— start Given information —

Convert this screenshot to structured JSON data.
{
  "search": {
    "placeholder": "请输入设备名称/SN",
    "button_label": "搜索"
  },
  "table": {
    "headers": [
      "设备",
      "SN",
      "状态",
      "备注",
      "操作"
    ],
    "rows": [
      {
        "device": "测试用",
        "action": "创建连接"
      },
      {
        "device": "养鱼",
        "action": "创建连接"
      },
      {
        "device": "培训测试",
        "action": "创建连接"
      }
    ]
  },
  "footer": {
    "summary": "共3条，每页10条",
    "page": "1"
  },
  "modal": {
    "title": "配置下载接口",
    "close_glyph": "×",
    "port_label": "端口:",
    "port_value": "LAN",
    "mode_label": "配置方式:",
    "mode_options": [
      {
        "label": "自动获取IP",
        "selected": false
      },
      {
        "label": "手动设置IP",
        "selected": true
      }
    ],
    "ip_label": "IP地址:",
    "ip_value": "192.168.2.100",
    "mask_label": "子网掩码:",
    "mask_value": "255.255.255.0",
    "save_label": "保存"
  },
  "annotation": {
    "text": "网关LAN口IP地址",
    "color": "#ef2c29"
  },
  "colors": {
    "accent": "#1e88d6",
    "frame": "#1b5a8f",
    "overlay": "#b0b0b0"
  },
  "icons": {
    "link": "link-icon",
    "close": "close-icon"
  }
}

— end Given information —

* [Direction]: The records above are to be copied in full, exactly as written.

* [Result of the exercise]:
Convert this screenshot to structured JSON data.
{
  "search": {
    "placeholder": "请输入设备名称/SN",
    "button_label": "搜索"
  },
  "table": {
    "headers": [
      "设备",
      "SN",
      "状态",
      "备注",
      "操作"
    ],
    "rows": [
      {
        "device": "测试用",
        "action": "创建连接"
      },
      {
        "device": "养鱼",
        "action": "创建连接"
      },
      {
        "device": "培训测试",
        "action": "创建连接"
      }
    ]
  },
  "footer": {
    "summary": "共3条，每页10条",
    "page": "1"
  },
  "modal": {
    "title": "配置下载接口",
    "close_glyph": "×",
    "port_label": "端口:",
    "port_value": "LAN",
    "mode_label": "配置方式:",
    "mode_options": [
      {
        "label": "自动获取IP",
        "selected": false
      },
      {
        "label": "手动设置IP",
        "selected": true
      }
    ],
    "ip_label": "IP地址:",
    "ip_value": "192.168.2.100",
    "mask_label": "子网掩码:",
    "mask_value": "255.255.255.0",
    "save_label": "保存"
  },
  "annotation": {
    "text": "网关LAN口IP地址",
    "color": "#ef2c29"
  },
  "colors": {
    "accent": "#1e88d6",
    "frame": "#1b5a8f",
    "overlay": "#b0b0b0"
  },
  "icons": {
    "link": "link-icon",
    "close": "close-icon"
  }
}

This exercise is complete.